[SUPPLIED MATERIAL]
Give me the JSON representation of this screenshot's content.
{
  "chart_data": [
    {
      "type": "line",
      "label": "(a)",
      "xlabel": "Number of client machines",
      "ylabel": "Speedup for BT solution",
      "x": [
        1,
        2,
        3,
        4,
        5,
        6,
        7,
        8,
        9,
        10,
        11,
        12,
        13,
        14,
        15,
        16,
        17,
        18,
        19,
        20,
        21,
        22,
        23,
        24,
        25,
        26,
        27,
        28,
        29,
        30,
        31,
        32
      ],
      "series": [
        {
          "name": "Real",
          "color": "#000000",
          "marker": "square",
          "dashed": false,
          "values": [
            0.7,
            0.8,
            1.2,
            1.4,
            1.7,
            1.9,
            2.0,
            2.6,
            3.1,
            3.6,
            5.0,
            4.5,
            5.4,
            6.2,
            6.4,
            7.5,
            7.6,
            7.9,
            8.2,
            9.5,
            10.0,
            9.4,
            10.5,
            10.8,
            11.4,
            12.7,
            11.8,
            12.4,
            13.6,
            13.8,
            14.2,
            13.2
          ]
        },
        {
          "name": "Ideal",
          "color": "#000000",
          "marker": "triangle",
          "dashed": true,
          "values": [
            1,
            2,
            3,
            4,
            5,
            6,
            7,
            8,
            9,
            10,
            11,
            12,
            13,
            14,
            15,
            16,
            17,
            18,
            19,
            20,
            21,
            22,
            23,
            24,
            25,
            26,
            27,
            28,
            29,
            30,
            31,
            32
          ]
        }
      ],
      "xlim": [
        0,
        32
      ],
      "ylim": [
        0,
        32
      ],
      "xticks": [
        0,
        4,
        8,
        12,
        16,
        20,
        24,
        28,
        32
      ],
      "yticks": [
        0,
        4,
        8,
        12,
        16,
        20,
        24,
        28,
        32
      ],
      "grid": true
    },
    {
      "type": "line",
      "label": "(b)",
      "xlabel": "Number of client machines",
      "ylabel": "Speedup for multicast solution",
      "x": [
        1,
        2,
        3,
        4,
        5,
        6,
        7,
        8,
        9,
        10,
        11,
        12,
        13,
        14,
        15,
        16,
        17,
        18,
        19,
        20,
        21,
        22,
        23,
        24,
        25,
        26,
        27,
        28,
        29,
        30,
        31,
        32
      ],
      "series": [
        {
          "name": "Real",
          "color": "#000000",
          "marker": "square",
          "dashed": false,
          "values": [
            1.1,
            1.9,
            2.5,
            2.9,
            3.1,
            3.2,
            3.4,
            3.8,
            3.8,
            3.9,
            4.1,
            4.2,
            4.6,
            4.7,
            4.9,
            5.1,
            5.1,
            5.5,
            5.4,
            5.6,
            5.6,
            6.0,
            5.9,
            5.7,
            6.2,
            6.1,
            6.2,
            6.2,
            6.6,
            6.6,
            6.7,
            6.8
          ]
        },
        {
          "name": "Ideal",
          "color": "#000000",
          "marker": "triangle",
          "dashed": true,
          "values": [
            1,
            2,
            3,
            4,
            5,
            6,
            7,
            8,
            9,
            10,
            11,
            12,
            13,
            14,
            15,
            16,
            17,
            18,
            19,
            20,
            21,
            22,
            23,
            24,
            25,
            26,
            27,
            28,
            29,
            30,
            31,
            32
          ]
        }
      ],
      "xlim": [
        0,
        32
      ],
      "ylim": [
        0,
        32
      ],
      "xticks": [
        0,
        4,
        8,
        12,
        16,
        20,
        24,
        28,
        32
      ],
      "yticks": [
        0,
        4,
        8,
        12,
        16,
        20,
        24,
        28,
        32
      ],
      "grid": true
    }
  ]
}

[AIM OF THE TASK] Please reproduce each line exactly as written.

[SOLUTION FOR THIS TASK]
Give me the JSON representation of this screenshot's content.
{
  "chart_data": [
    {
      "type": "line",
      "label": "(a)",
      "xlabel": "Number of client machines",
      "ylabel": "Speedup for BT solution",
      "x": [
        1,
        2,
        3,
        4,
        5,
        6,
        7,
        8,
        9,
        10,
        11,
        12,
        13,
        14,
        15,
        16,
        17,
        18,
        19,
        20,
        21,
        22,
        23,
        24,
        25,
        26,
        27,
        28,
        29,
        30,
        31,
        32
      ],
      "series": [
        {
          "name": "Real",
          "color": "#000000",
          "marker": "square",
          "dashed": false,
          "values": [
            0.7,
            0.8,
            1.2,
            1.4,
            1.7,
            1.9,
            2.0,
            2.6,
            3.1,
            3.6,
            5.0,
            4.5,
            5.4,
            6.2,
            6.4,
            7.5,
            7.6,
            7.9,
            8.2,
            9.5,
            10.0,
            9.4,
            10.5,
            10.8,
            11.4,
            12.7,
            11.8,
            12.4,
            13.6,
            13.8,
            14.2,
            13.2
          ]
        },
        {
          "name": "Ideal",
          "color": "#000000",
          "marker": "triangle",
          "dashed": true,
          "values": [
            1,
            2,
            3,
            4,
            5,
            6,
            7,
            8,
            9,
            10,
            11,
            12,
            13,
            14,
            15,
            16,
            17,
            18,
            19,
            20,
            21,
            22,
            23,
            24,
            25,
            26,
            27,
            28,
            29,
            30,
            31,
            32
          ]
        }
      ],
      "xlim": [
        0,
        32
      ],
      "ylim": [
        0,
        32
      ],
      "xticks": [
        0,
        4,
        8,
        12,
        16,
        20,
        24,
        28,
        32
      ],
      "yticks": [
        0,
        4,
        8,
        12,
        16,
        20,
        24,
        28,
        32
      ],
      "grid": true
    },
    {
      "type": "line",
      "label": "(b)",
      "xlabel": "Number of client machines",
      "ylabel": "Speedup for multicast solution",
      "x": [
        1,
        2,
        3,
        4,
        5,
        6,
        7,
        8,
        9,
        10,
        11,
        12,
        13,
        14,
        15,
        16,
        17,
        18,
        19,
        20,
        21,
        22,
        23,
        24,
        25,
        26,
        27,
        28,
        29,
        30,
        31,
        32
      ],
      "series": [
        {
          "name": "Real",
          "color": "#000000",
          "marker": "square",
          "dashed": false,
          "values": [
            1.1,
            1.9,
            2.5,
            2.9,
            3.1,
            3.2,
            3.4,
            3.8,
            3.8,
            3.9,
            4.1,
            4.2,
            4.6,
            4.7,
            4.9,
            5.1,
            5.1,
            5.5,
            5.4,
            5.6,
            5.6,
            6.0,
            5.9,
            5.7,
            6.2,
            6.1,
            6.2,
            6.2,
            6.6,
            6.6,
            6.7,
            6.8
          ]
        },
        {
          "name": "Ideal",
          "color": "#000000",
          "marker": "triangle",
          "dashed": true,
          "values": [
            1,
            2,
            3,
            4,
            5,
            6,
            7,
            8,
            9,
            10,
            11,
            12,
            13,
            14,
            15,
            16,
            17,
            18,
            19,
            20,
            21,
            22,
            23,
            24,
            25,
            26,
            27,
            28,
            29,
            30,
            31,
            32
          ]
        }
      ],
      "xlim": [
        0,
        32
      ],
      "ylim": [
        0,
        32
      ],
      "xticks": [
        0,
        4,
        8,
        12,
        16,
        20,
        24,
        28,
        32
      ],
      "yticks": [
        0,
        4,
        8,
        12,
        16,
        20,
        24,
        28,
        32
      ],
      "grid": true
    }
  ]
}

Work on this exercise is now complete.